INSTRUCTIONS FOR THE TASK: Work out how many lines hold the string "color". The answer is a single number, nothing more.

Rows from a dataset

+ + +

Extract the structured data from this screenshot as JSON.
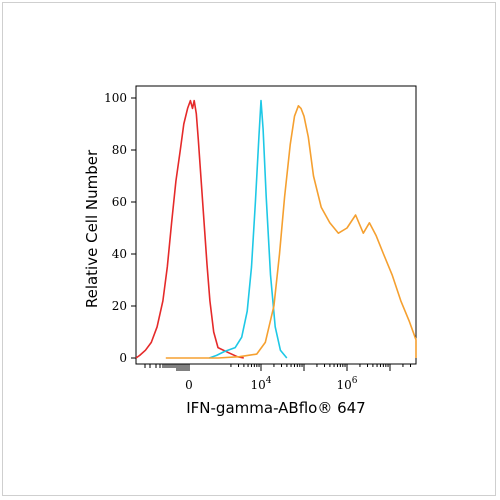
{
  "chart_data": {
    "type": "line",
    "title": "",
    "xlabel": "IFN-gamma-ABflo® 647",
    "ylabel": "Relative Cell Number",
    "x_scale": "biexponential",
    "x_ticks": [
      {
        "value": 0,
        "label": "0"
      },
      {
        "value": 10000,
        "label": "10",
        "sup": "4"
      },
      {
        "value": 1000000,
        "label": "10",
        "sup": "6"
      }
    ],
    "y_ticks": [
      0,
      20,
      40,
      60,
      80,
      100
    ],
    "ylim": [
      0,
      100
    ],
    "grid": false,
    "series": [
      {
        "color": "#e52a2a",
        "points": [
          [
            -1.95,
            0
          ],
          [
            -1.7,
            1
          ],
          [
            -1.5,
            3
          ],
          [
            -1.3,
            6
          ],
          [
            -1.1,
            12
          ],
          [
            -0.9,
            22
          ],
          [
            -0.75,
            35
          ],
          [
            -0.6,
            52
          ],
          [
            -0.45,
            68
          ],
          [
            -0.3,
            80
          ],
          [
            -0.18,
            90
          ],
          [
            -0.05,
            96
          ],
          [
            0.05,
            99
          ],
          [
            0.12,
            96
          ],
          [
            0.18,
            99
          ],
          [
            0.25,
            94
          ],
          [
            0.32,
            84
          ],
          [
            0.42,
            68
          ],
          [
            0.52,
            52
          ],
          [
            0.62,
            36
          ],
          [
            0.72,
            22
          ],
          [
            0.85,
            10
          ],
          [
            1.0,
            4
          ],
          [
            1.25,
            2
          ],
          [
            1.45,
            0.5
          ],
          [
            1.6,
            0
          ]
        ]
      },
      {
        "color": "#1ec8e6",
        "points": [
          [
            0.7,
            0
          ],
          [
            0.95,
            1
          ],
          [
            1.15,
            2.5
          ],
          [
            1.4,
            4
          ],
          [
            1.55,
            8
          ],
          [
            1.68,
            18
          ],
          [
            1.78,
            35
          ],
          [
            1.87,
            60
          ],
          [
            1.95,
            85
          ],
          [
            2.0,
            99
          ],
          [
            2.05,
            88
          ],
          [
            2.12,
            62
          ],
          [
            2.22,
            32
          ],
          [
            2.33,
            12
          ],
          [
            2.45,
            3
          ],
          [
            2.6,
            0
          ]
        ]
      },
      {
        "color": "#f5a030",
        "points": [
          [
            -0.8,
            0
          ],
          [
            1.0,
            0
          ],
          [
            1.5,
            0.5
          ],
          [
            1.9,
            1.5
          ],
          [
            2.1,
            6
          ],
          [
            2.3,
            20
          ],
          [
            2.43,
            40
          ],
          [
            2.55,
            62
          ],
          [
            2.68,
            82
          ],
          [
            2.78,
            93
          ],
          [
            2.87,
            97
          ],
          [
            2.93,
            96
          ],
          [
            3.0,
            93
          ],
          [
            3.1,
            85
          ],
          [
            3.22,
            70
          ],
          [
            3.4,
            58
          ],
          [
            3.6,
            52
          ],
          [
            3.8,
            48
          ],
          [
            4.0,
            50
          ],
          [
            4.2,
            55
          ],
          [
            4.38,
            48
          ],
          [
            4.52,
            52
          ],
          [
            4.68,
            47
          ],
          [
            4.85,
            40
          ],
          [
            5.05,
            32
          ],
          [
            5.25,
            22
          ],
          [
            5.45,
            14
          ],
          [
            5.65,
            7
          ],
          [
            5.85,
            3
          ],
          [
            6.05,
            1
          ],
          [
            6.35,
            0
          ],
          [
            7.0,
            0
          ]
        ]
      }
    ]
  }
}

+ + +

SOLUTION FOR THIS EXERCISE: 3